Write the listing below out again exactly, dropping the images.

GIVEN RECORDS Block Start

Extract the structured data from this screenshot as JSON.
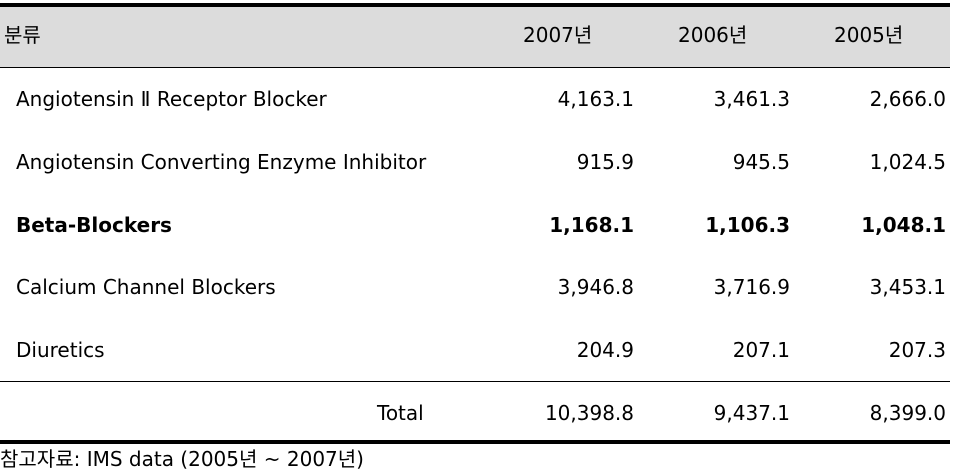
{
  "table": {
    "header": {
      "category": "분류",
      "years": [
        "2007년",
        "2006년",
        "2005년"
      ]
    },
    "rows": [
      {
        "label": "Angiotensin Ⅱ Receptor Blocker",
        "values": [
          "4,163.1",
          "3,461.3",
          "2,666.0"
        ]
      },
      {
        "label": "Angiotensin Converting Enzyme Inhibitor",
        "values": [
          "915.9",
          "945.5",
          "1,024.5"
        ]
      },
      {
        "label": "Beta-Blockers",
        "values": [
          "1,168.1",
          "1,106.3",
          "1,048.1"
        ]
      },
      {
        "label": "Calcium Channel Blockers",
        "values": [
          "3,946.8",
          "3,716.9",
          "3,453.1"
        ]
      },
      {
        "label": "Diuretics",
        "values": [
          "204.9",
          "207.1",
          "207.3"
        ]
      }
    ],
    "total": {
      "label": "Total",
      "values": [
        "10,398.8",
        "9,437.1",
        "8,399.0"
      ]
    }
  },
  "source": "참고자료: IMS data (2005년 ~ 2007년)"
}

GIVEN RECORDS Block End

[RESULT OF THE EXERCISE]
Extract the structured data from this screenshot as JSON.
{
  "table": {
    "header": {
      "category": "분류",
      "years": [
        "2007년",
        "2006년",
        "2005년"
      ]
    },
    "rows": [
      {
        "label": "Angiotensin Ⅱ Receptor Blocker",
        "values": [
          "4,163.1",
          "3,461.3",
          "2,666.0"
        ]
      },
      {
        "label": "Angiotensin Converting Enzyme Inhibitor",
        "values": [
          "915.9",
          "945.5",
          "1,024.5"
        ]
      },
      {
        "label": "Beta-Blockers",
        "values": [
          "1,168.1",
          "1,106.3",
          "1,048.1"
        ]
      },
      {
        "label": "Calcium Channel Blockers",
        "values": [
          "3,946.8",
          "3,716.9",
          "3,453.1"
        ]
      },
      {
        "label": "Diuretics",
        "values": [
          "204.9",
          "207.1",
          "207.3"
        ]
      }
    ],
    "total": {
      "label": "Total",
      "values": [
        "10,398.8",
        "9,437.1",
        "8,399.0"
      ]
    }
  },
  "source": "참고자료: IMS data (2005년 ~ 2007년)"
}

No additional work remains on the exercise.